→ **Set problem**: Reproduce every line of the data below word for word.

## begin Task material

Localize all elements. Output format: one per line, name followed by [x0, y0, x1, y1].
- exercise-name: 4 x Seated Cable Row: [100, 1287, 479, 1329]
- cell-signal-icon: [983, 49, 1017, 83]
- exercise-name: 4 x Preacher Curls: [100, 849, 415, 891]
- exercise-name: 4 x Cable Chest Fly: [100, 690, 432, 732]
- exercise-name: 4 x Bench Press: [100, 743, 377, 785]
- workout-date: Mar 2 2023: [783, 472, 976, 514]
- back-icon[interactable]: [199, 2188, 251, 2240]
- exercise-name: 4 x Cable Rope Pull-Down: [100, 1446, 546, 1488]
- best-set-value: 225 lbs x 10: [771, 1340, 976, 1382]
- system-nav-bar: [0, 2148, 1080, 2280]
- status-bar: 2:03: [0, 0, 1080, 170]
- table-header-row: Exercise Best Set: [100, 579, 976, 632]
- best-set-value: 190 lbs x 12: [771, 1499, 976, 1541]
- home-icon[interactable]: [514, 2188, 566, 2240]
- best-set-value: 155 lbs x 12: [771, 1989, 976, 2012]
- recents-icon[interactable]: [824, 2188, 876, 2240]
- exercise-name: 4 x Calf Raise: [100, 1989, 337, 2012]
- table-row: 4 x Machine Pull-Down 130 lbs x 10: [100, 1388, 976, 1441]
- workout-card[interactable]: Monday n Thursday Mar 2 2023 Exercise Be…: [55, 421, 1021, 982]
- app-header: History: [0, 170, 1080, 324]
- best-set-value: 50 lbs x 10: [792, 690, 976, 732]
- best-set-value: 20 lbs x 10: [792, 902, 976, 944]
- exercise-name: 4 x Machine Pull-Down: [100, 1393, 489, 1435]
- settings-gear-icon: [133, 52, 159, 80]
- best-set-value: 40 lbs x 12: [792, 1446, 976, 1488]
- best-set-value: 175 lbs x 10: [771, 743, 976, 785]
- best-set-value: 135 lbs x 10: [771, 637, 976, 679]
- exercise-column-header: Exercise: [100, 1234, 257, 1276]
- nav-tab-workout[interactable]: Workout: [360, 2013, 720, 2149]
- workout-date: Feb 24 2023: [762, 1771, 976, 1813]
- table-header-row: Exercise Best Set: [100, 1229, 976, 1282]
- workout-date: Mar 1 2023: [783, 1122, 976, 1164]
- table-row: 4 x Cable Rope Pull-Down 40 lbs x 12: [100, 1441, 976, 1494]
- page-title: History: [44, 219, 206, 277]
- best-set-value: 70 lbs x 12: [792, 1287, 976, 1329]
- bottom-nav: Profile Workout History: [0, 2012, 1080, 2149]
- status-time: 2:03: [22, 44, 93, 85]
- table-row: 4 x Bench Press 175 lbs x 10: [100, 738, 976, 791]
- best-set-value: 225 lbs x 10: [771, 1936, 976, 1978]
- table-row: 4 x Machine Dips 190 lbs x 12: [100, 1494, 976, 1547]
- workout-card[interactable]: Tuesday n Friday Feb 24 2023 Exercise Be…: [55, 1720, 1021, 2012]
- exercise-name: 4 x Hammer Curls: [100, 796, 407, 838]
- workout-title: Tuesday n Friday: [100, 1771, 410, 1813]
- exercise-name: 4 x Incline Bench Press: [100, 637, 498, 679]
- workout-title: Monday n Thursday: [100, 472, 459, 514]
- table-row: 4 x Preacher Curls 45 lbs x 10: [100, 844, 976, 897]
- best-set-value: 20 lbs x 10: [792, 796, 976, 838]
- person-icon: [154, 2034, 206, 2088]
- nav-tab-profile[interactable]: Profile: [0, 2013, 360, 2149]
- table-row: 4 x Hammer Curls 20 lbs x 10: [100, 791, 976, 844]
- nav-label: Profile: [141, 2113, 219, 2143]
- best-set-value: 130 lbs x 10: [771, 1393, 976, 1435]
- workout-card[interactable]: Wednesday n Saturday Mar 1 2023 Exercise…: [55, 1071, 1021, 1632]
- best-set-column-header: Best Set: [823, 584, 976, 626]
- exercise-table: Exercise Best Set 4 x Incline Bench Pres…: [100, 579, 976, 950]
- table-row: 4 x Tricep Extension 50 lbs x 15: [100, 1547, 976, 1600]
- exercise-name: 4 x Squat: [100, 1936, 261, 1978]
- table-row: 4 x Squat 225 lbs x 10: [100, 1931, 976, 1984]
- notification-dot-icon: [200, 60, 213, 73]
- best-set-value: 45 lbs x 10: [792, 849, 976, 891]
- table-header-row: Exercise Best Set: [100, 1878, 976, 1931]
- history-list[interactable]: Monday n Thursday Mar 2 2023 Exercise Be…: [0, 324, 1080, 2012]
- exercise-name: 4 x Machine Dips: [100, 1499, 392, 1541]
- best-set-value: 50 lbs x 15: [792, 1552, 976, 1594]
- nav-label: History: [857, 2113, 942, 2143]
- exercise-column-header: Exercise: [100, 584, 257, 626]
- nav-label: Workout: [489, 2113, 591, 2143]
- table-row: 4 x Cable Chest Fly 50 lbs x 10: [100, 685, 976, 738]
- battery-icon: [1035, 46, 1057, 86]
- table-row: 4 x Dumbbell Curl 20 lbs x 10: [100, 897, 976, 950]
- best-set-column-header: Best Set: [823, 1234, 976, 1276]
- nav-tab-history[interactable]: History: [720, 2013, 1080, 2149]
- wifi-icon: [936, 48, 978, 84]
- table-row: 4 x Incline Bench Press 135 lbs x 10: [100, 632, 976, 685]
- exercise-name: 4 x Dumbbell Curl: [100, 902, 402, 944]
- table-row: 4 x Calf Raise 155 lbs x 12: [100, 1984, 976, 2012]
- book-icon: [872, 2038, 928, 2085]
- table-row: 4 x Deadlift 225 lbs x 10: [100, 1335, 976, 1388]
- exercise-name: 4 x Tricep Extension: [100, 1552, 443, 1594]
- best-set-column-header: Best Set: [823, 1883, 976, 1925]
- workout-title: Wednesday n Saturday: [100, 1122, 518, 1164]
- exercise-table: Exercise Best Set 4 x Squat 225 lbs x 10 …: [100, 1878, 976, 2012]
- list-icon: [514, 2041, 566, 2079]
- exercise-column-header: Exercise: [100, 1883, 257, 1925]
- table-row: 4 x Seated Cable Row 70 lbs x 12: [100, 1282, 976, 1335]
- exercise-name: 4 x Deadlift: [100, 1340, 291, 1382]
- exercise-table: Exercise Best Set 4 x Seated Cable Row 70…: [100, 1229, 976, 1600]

## end Task material

→ **Written answer**:
Localize all elements. Output format: one per line, name followed by [x0, y0, x1, y1].
- exercise-name: 4 x Seated Cable Row: [100, 1287, 479, 1329]
- cell-signal-icon: [983, 49, 1017, 83]
- exercise-name: 4 x Preacher Curls: [100, 849, 415, 891]
- exercise-name: 4 x Cable Chest Fly: [100, 690, 432, 732]
- exercise-name: 4 x Bench Press: [100, 743, 377, 785]
- workout-date: Mar 2 2023: [783, 472, 976, 514]
- back-icon[interactable]: [199, 2188, 251, 2240]
- exercise-name: 4 x Cable Rope Pull-Down: [100, 1446, 546, 1488]
- best-set-value: 225 lbs x 10: [771, 1340, 976, 1382]
- system-nav-bar: [0, 2148, 1080, 2280]
- status-bar: 2:03: [0, 0, 1080, 170]
- table-header-row: Exercise Best Set: [100, 579, 976, 632]
- best-set-value: 190 lbs x 12: [771, 1499, 976, 1541]
- home-icon[interactable]: [514, 2188, 566, 2240]
- best-set-value: 155 lbs x 12: [771, 1989, 976, 2012]
- recents-icon[interactable]: [824, 2188, 876, 2240]
- exercise-name: 4 x Calf Raise: [100, 1989, 337, 2012]
- table-row: 4 x Machine Pull-Down 130 lbs x 10: [100, 1388, 976, 1441]
- workout-card[interactable]: Monday n Thursday Mar 2 2023 Exercise Be…: [55, 421, 1021, 982]
- app-header: History: [0, 170, 1080, 324]
- best-set-value: 50 lbs x 10: [792, 690, 976, 732]
- best-set-value: 20 lbs x 10: [792, 902, 976, 944]
- exercise-name: 4 x Machine Pull-Down: [100, 1393, 489, 1435]
- settings-gear-icon: [133, 52, 159, 80]
- best-set-value: 40 lbs x 12: [792, 1446, 976, 1488]
- best-set-value: 175 lbs x 10: [771, 743, 976, 785]
- best-set-value: 135 lbs x 10: [771, 637, 976, 679]
- exercise-column-header: Exercise: [100, 1234, 257, 1276]
- nav-tab-workout[interactable]: Workout: [360, 2013, 720, 2149]
- workout-date: Feb 24 2023: [762, 1771, 976, 1813]
- table-header-row: Exercise Best Set: [100, 1229, 976, 1282]
- workout-date: Mar 1 2023: [783, 1122, 976, 1164]
- table-row: 4 x Cable Rope Pull-Down 40 lbs x 12: [100, 1441, 976, 1494]
- page-title: History: [44, 219, 206, 277]
- best-set-value: 70 lbs x 12: [792, 1287, 976, 1329]
- bottom-nav: Profile Workout History: [0, 2012, 1080, 2149]
- status-time: 2:03: [22, 44, 93, 85]
- table-row: 4 x Bench Press 175 lbs x 10: [100, 738, 976, 791]
- best-set-value: 225 lbs x 10: [771, 1936, 976, 1978]
- table-row: 4 x Machine Dips 190 lbs x 12: [100, 1494, 976, 1547]
- workout-card[interactable]: Tuesday n Friday Feb 24 2023 Exercise Be…: [55, 1720, 1021, 2012]
- exercise-name: 4 x Hammer Curls: [100, 796, 407, 838]
- workout-title: Tuesday n Friday: [100, 1771, 410, 1813]
- exercise-name: 4 x Incline Bench Press: [100, 637, 498, 679]
- workout-title: Monday n Thursday: [100, 472, 459, 514]
- table-row: 4 x Preacher Curls 45 lbs x 10: [100, 844, 976, 897]
- best-set-value: 20 lbs x 10: [792, 796, 976, 838]
- person-icon: [154, 2034, 206, 2088]
- nav-tab-profile[interactable]: Profile: [0, 2013, 360, 2149]
- table-row: 4 x Hammer Curls 20 lbs x 10: [100, 791, 976, 844]
- nav-label: Profile: [141, 2113, 219, 2143]
- best-set-value: 130 lbs x 10: [771, 1393, 976, 1435]
- workout-card[interactable]: Wednesday n Saturday Mar 1 2023 Exercise…: [55, 1071, 1021, 1632]
- best-set-column-header: Best Set: [823, 584, 976, 626]
- exercise-table: Exercise Best Set 4 x Incline Bench Pres…: [100, 579, 976, 950]
- table-row: 4 x Tricep Extension 50 lbs x 15: [100, 1547, 976, 1600]
- exercise-name: 4 x Squat: [100, 1936, 261, 1978]
- table-row: 4 x Squat 225 lbs x 10: [100, 1931, 976, 1984]
- notification-dot-icon: [200, 60, 213, 73]
- best-set-value: 45 lbs x 10: [792, 849, 976, 891]
- table-header-row: Exercise Best Set: [100, 1878, 976, 1931]
- history-list[interactable]: Monday n Thursday Mar 2 2023 Exercise Be…: [0, 324, 1080, 2012]
- exercise-name: 4 x Machine Dips: [100, 1499, 392, 1541]
- best-set-value: 50 lbs x 15: [792, 1552, 976, 1594]
- nav-label: History: [857, 2113, 942, 2143]
- exercise-column-header: Exercise: [100, 584, 257, 626]
- nav-label: Workout: [489, 2113, 591, 2143]
- table-row: 4 x Cable Chest Fly 50 lbs x 10: [100, 685, 976, 738]
- battery-icon: [1035, 46, 1057, 86]
- table-row: 4 x Dumbbell Curl 20 lbs x 10: [100, 897, 976, 950]
- best-set-column-header: Best Set: [823, 1234, 976, 1276]
- nav-tab-history[interactable]: History: [720, 2013, 1080, 2149]
- wifi-icon: [936, 48, 978, 84]
- table-row: 4 x Incline Bench Press 135 lbs x 10: [100, 632, 976, 685]
- exercise-name: 4 x Dumbbell Curl: [100, 902, 402, 944]
- table-row: 4 x Calf Raise 155 lbs x 12: [100, 1984, 976, 2012]
- book-icon: [872, 2038, 928, 2085]
- table-row: 4 x Deadlift 225 lbs x 10: [100, 1335, 976, 1388]
- exercise-name: 4 x Tricep Extension: [100, 1552, 443, 1594]
- best-set-column-header: Best Set: [823, 1883, 976, 1925]
- workout-title: Wednesday n Saturday: [100, 1122, 518, 1164]
- exercise-table: Exercise Best Set 4 x Squat 225 lbs x 10 …: [100, 1878, 976, 2012]
- list-icon: [514, 2041, 566, 2079]
- exercise-column-header: Exercise: [100, 1883, 257, 1925]
- table-row: 4 x Seated Cable Row 70 lbs x 12: [100, 1282, 976, 1335]
- exercise-name: 4 x Deadlift: [100, 1340, 291, 1382]
- exercise-table: Exercise Best Set 4 x Seated Cable Row 70…: [100, 1229, 976, 1600]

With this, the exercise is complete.